DO THIS
Only the number is wanted: tally the lines below that contain the word "Southern".

DATA FOR THE TASK
======
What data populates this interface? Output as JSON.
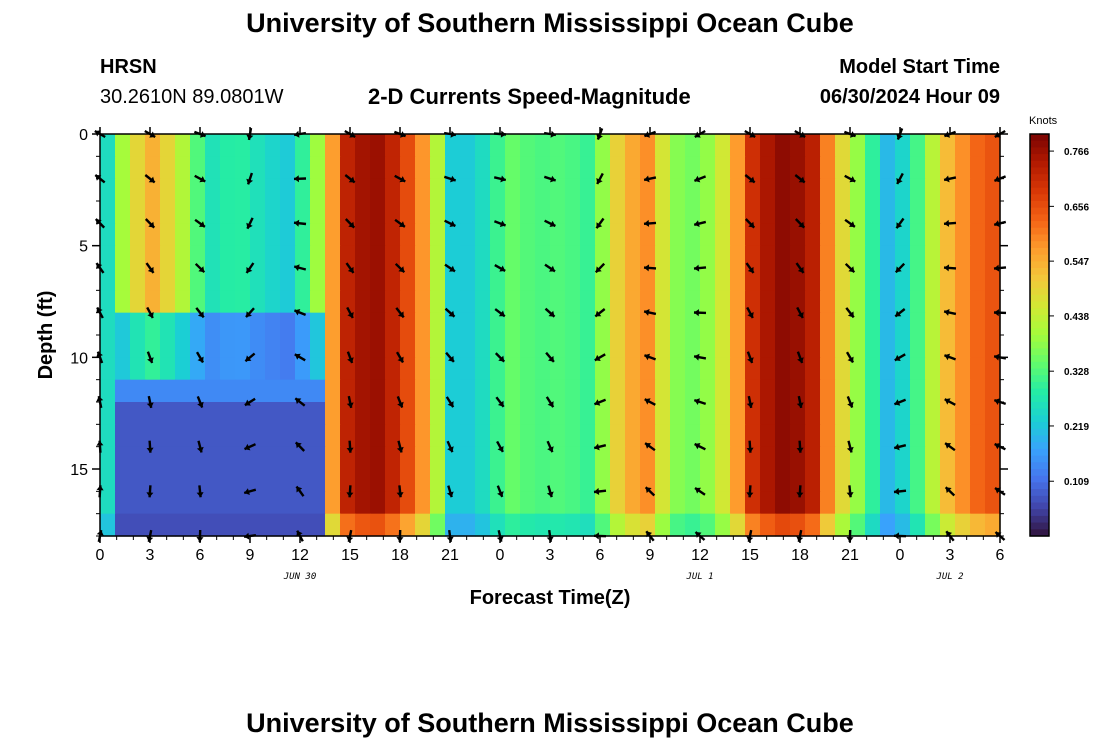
{
  "header": {
    "title": "University of Southern Mississippi Ocean Cube",
    "station": "HRSN",
    "coords": "30.2610N  89.0801W",
    "chart_title": "2-D Currents Speed-Magnitude",
    "model_label": "Model Start Time",
    "model_time": "06/30/2024 Hour 09"
  },
  "footer": {
    "title": "University of Southern Mississippi Ocean Cube"
  },
  "colors": [
    "#30123b",
    "#4145ab",
    "#4675ed",
    "#39a2fc",
    "#1bcfd4",
    "#24eca6",
    "#61fc6c",
    "#a4fc3b",
    "#d1e834",
    "#f3c63a",
    "#fe9b2d",
    "#f36315",
    "#d93806",
    "#b11901",
    "#7a0402"
  ],
  "chart_data": {
    "type": "heatmap",
    "title": "2-D Currents Speed-Magnitude",
    "xlabel": "Forecast Time(Z)",
    "ylabel": "Depth (ft)",
    "x_range": [
      0,
      54
    ],
    "y_range": [
      0,
      18
    ],
    "x_ticks": [
      0,
      3,
      6,
      9,
      12,
      15,
      18,
      21,
      24,
      27,
      30,
      33,
      36,
      39,
      42,
      45,
      48,
      51,
      54
    ],
    "x_tick_labels": [
      "0",
      "3",
      "6",
      "9",
      "12",
      "15",
      "18",
      "21",
      "0",
      "3",
      "6",
      "9",
      "12",
      "15",
      "18",
      "21",
      "0",
      "3",
      "6"
    ],
    "y_ticks": [
      0,
      5,
      10,
      15
    ],
    "y_tick_labels": [
      "0",
      "5",
      "10",
      "15"
    ],
    "date_labels": [
      {
        "hour": 12,
        "label": "JUN 30"
      },
      {
        "hour": 36,
        "label": "JUL 1"
      },
      {
        "hour": 51,
        "label": "JUL 2"
      }
    ],
    "colorbar": {
      "unit": "Knots",
      "min": 0.0,
      "max": 0.8,
      "ticks": [
        0.109,
        0.219,
        0.328,
        0.438,
        0.547,
        0.656,
        0.766
      ],
      "tick_labels": [
        "0.109",
        "0.219",
        "0.328",
        "0.438",
        "0.547",
        "0.656",
        "0.766"
      ]
    },
    "speed_by_hour_surface": [
      0.18,
      0.45,
      0.55,
      0.42,
      0.26,
      0.3,
      0.25,
      0.22,
      0.4,
      0.72,
      0.78,
      0.7,
      0.55,
      0.2,
      0.25,
      0.35,
      0.32,
      0.33,
      0.3,
      0.5,
      0.6,
      0.38,
      0.35,
      0.48,
      0.72,
      0.78,
      0.76,
      0.52,
      0.35,
      0.18,
      0.32,
      0.52,
      0.62,
      0.66
    ],
    "arrow_hours": [
      0,
      3,
      6,
      9,
      12,
      15,
      18,
      21,
      24,
      27,
      30,
      33,
      36,
      39,
      42,
      45,
      48,
      51,
      54
    ],
    "arrow_depths": [
      0,
      2,
      4,
      6,
      8,
      10,
      12,
      14,
      16,
      18
    ],
    "arrow_directions_deg": [
      210,
      30,
      20,
      100,
      170,
      30,
      20,
      10,
      5,
      10,
      110,
      160,
      150,
      30,
      30,
      20,
      110,
      160,
      150
    ]
  }
}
======
TASK RESULT
2